**Objective**. Pick out each line with the word "July" from the material that follows.

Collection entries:
┄┄┄┄┄┄┄┄┄┄┄┄┄┄┄┄┄┄┄┄
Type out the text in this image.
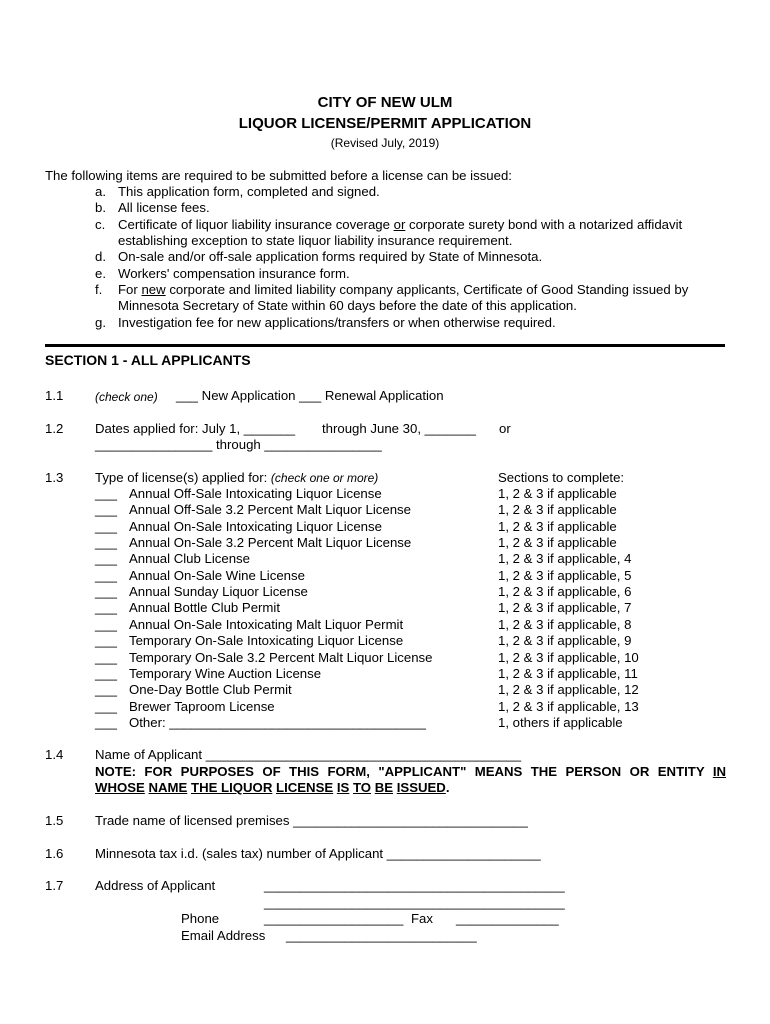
CITY OF NEW ULM
LIQUOR LICENSE/PERMIT APPLICATION
(Revised July, 2019)
The following items are required to be submitted before a license can be issued:
a. This application form, completed and signed.
b. All license fees.
c. Certificate of liquor liability insurance coverage or corporate surety bond with a notarized affidavit
establishing exception to state liquor liability insurance requirement.
d. On-sale and/or off-sale application forms required by State of Minnesota.
e. Workers' compensation insurance form.
f. For new corporate and limited liability company applicants, Certificate of Good Standing issued by
Minnesota Secretary of State within 60 days before the date of this application.
g. Investigation fee for new applications/transfers or when otherwise required.
SECTION 1 - ALL APPLICANTS
1.1	(check one) ___ New Application ___ Renewal Application
1.2 Dates applied for: July 1, _______ through June 30, _______ or
________________ through ________________
1.3 Type of license(s) applied for: (check one or more)	Sections to complete:
___ Annual Off-Sale Intoxicating Liquor License	1, 2 & 3 if applicable
___ Annual Off-Sale 3.2 Percent Malt Liquor License	1, 2 & 3 if applicable
___ Annual On-Sale Intoxicating Liquor License	1, 2 & 3 if applicable
___ Annual On-Sale 3.2 Percent Malt Liquor License	1, 2 & 3 if applicable
___ Annual Club License	1, 2 & 3 if applicable, 4
___ Annual On-Sale Wine License	1, 2 & 3 if applicable, 5
___ Annual Sunday Liquor License	1, 2 & 3 if applicable, 6
___ Annual Bottle Club Permit	1, 2 & 3 if applicable, 7
___ Annual On-Sale Intoxicating Malt Liquor Permit	1, 2 & 3 if applicable, 8
___ Temporary On-Sale Intoxicating Liquor License	1, 2 & 3 if applicable, 9
___ Temporary On-Sale 3.2 Percent Malt Liquor License	1, 2 & 3 if applicable, 10
___ Temporary Wine Auction License	1, 2 & 3 if applicable, 11
___ One-Day Bottle Club Permit	1, 2 & 3 if applicable, 12
___ Brewer Taproom License	1, 2 & 3 if applicable, 13
___ Other: ___________________________________	1, others if applicable
1.4 Name of Applicant ___________________________________________
NOTE: FOR PURPOSES OF THIS FORM, "APPLICANT" MEANS THE PERSON OR ENTITY IN
WHOSE NAME THE LIQUOR LICENSE IS TO BE ISSUED.
1.5 Trade name of licensed premises ________________________________
1.6 Minnesota tax i.d. (sales tax) number of Applicant _____________________
1.7 Address of Applicant	_________________________________________
_________________________________________
Phone	___________________ Fax ______________
Email Address __________________________
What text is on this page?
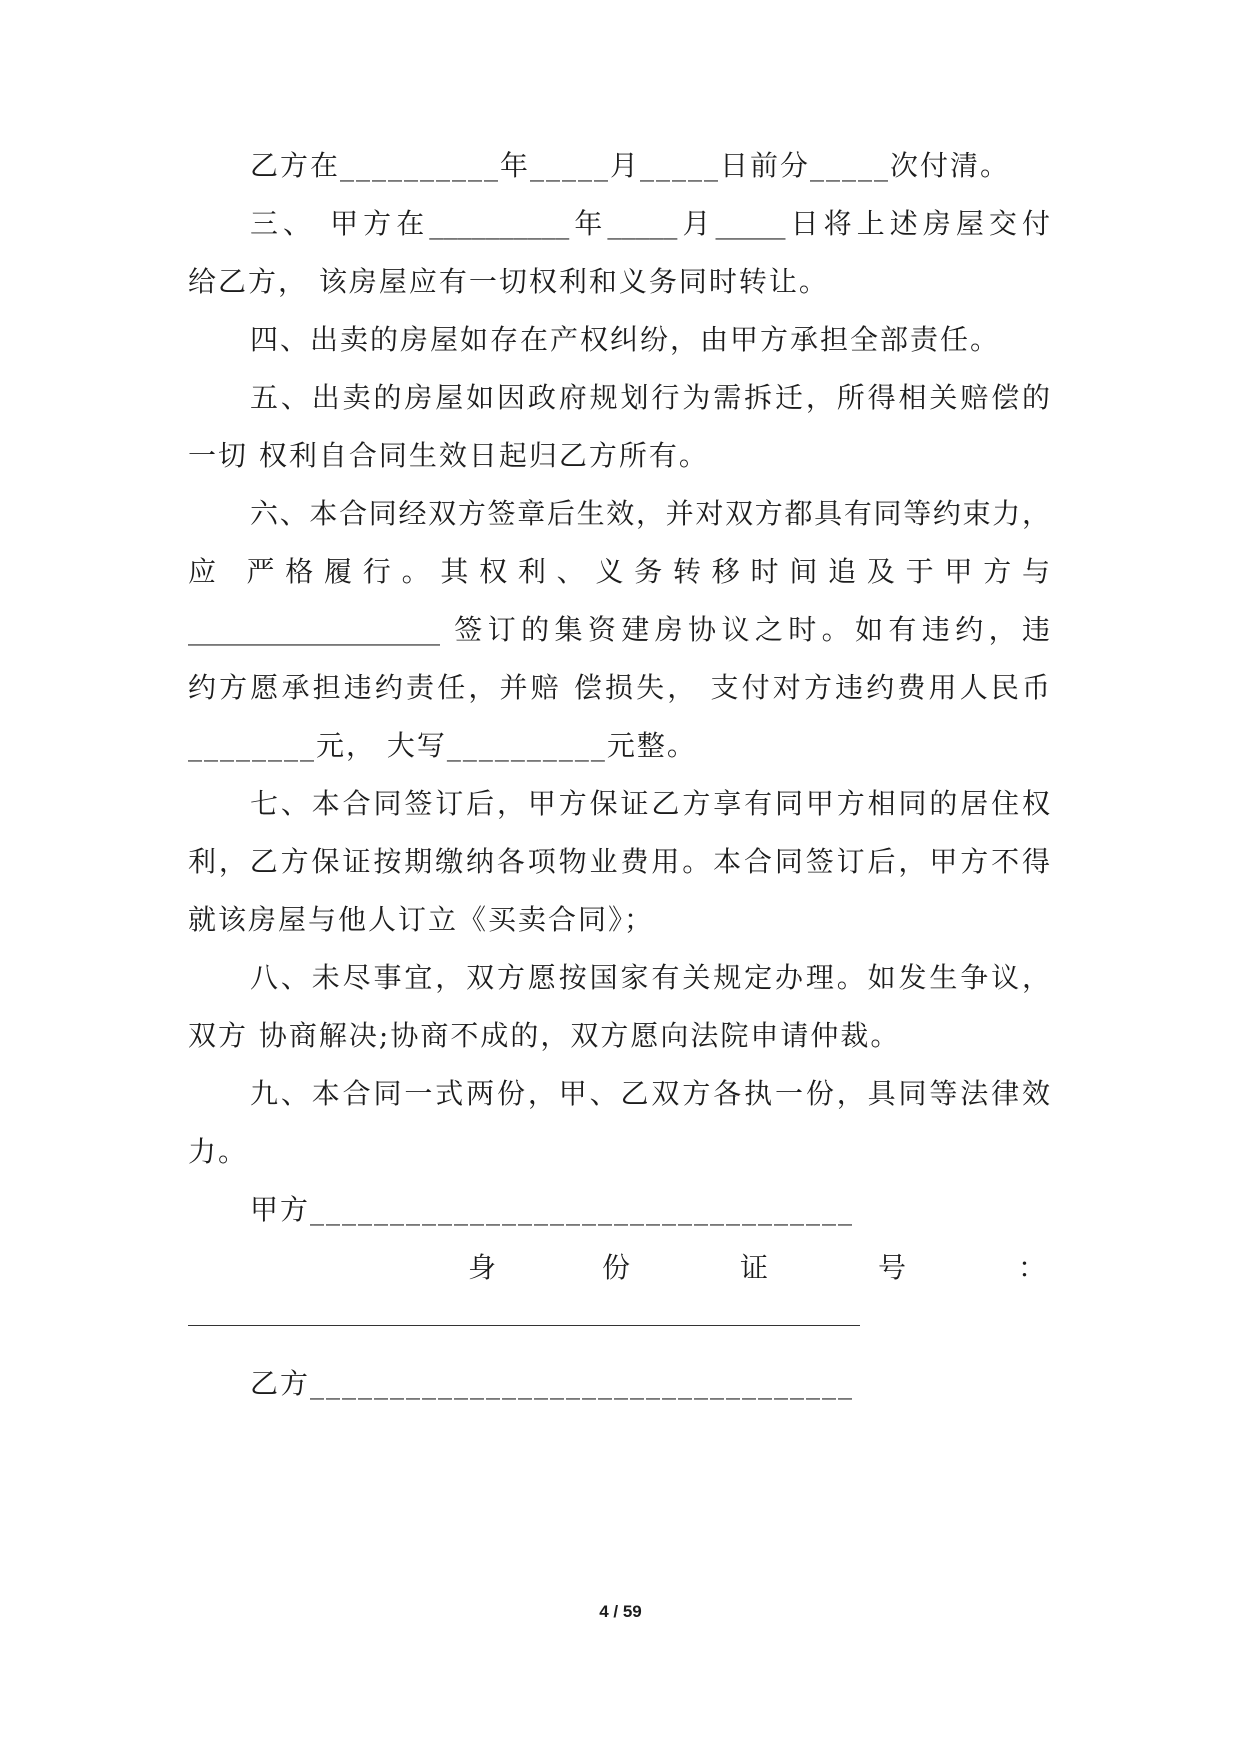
乙方在__________年_____月_____日前分_____次付清。
三、 甲方在__________年_____月_____日将上述房屋交付
给乙方， 该房屋应有一切权利和义务同时转让。
四、出卖的房屋如存在产权纠纷，由甲方承担全部责任。
五、出卖的房屋如因政府规划行为需拆迁，所得相关赔偿的
一切 权利自合同生效日起归乙方所有。
六、本合同经双方签章后生效，并对双方都具有同等约束力，
应 严格履行。其权利、义务转移时间追及于甲方与
__________________ 签订的集资建房协议之时。如有违约，违
约方愿承担违约责任，并赔 偿损失， 支付对方违约费用人民币
________元， 大写__________元整。
七、本合同签订后，甲方保证乙方享有同甲方相同的居住权
利，乙方保证按期缴纳各项物业费用。本合同签订后，甲方不得
就该房屋与他人订立《买卖合同》；
八、未尽事宜，双方愿按国家有关规定办理。如发生争议，
双方 协商解决;协商不成的，双方愿向法院申请仲裁。
九、本合同一式两份，甲、乙双方各执一份，具同等法律效
力。
甲方__________________________________
身	份	证	号	：
乙方__________________________________
4 / 59
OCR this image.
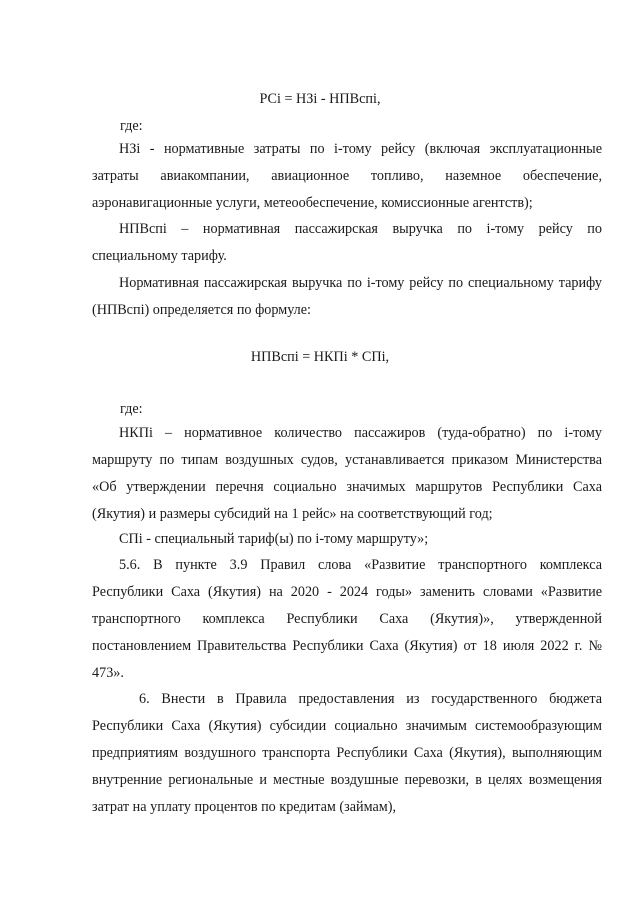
РСi = НЗi - НПВспi,
где:
НЗi - нормативные затраты по i-тому рейсу (включая эксплуатационные затраты авиакомпании, авиационное топливо, наземное обеспечение, аэронавигационные услуги, метеообеспечение, комиссионные агентств);
НПВспi – нормативная пассажирская выручка по i-тому рейсу по специальному тарифу.
Нормативная пассажирская выручка по i-тому рейсу по специальному тарифу (НПВспi) определяется по формуле:
НПВспi = НКПi * СПi,
где:
НКПi – нормативное количество пассажиров (туда-обратно) по i-тому маршруту по типам воздушных судов, устанавливается приказом Министерства «Об утверждении перечня социально значимых маршрутов Республики Саха (Якутия) и размеры субсидий на 1 рейс» на соответствующий год;
СПi - специальный тариф(ы) по i-тому маршруту»;
5.6. В пункте 3.9 Правил слова «Развитие транспортного комплекса Республики Саха (Якутия) на 2020 - 2024 годы» заменить словами «Развитие транспортного комплекса Республики Саха (Якутия)», утвержденной постановлением Правительства Республики Саха (Якутия) от 18 июля 2022 г. № 473».
6. Внести в Правила предоставления из государственного бюджета Республики Саха (Якутия) субсидии социально значимым системообразующим предприятиям воздушного транспорта Республики Саха (Якутия), выполняющим внутренние региональные и местные воздушные перевозки, в целях возмещения затрат на уплату процентов по кредитам (займам),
┄┄┄┄┄┄┄┄┄┄┄┄┄┄┄┄┄┄┄┄
**Exercise output**.
(Revised July, 2019)
1.2 Dates applied for: July 1, _______ through June 30, _______ or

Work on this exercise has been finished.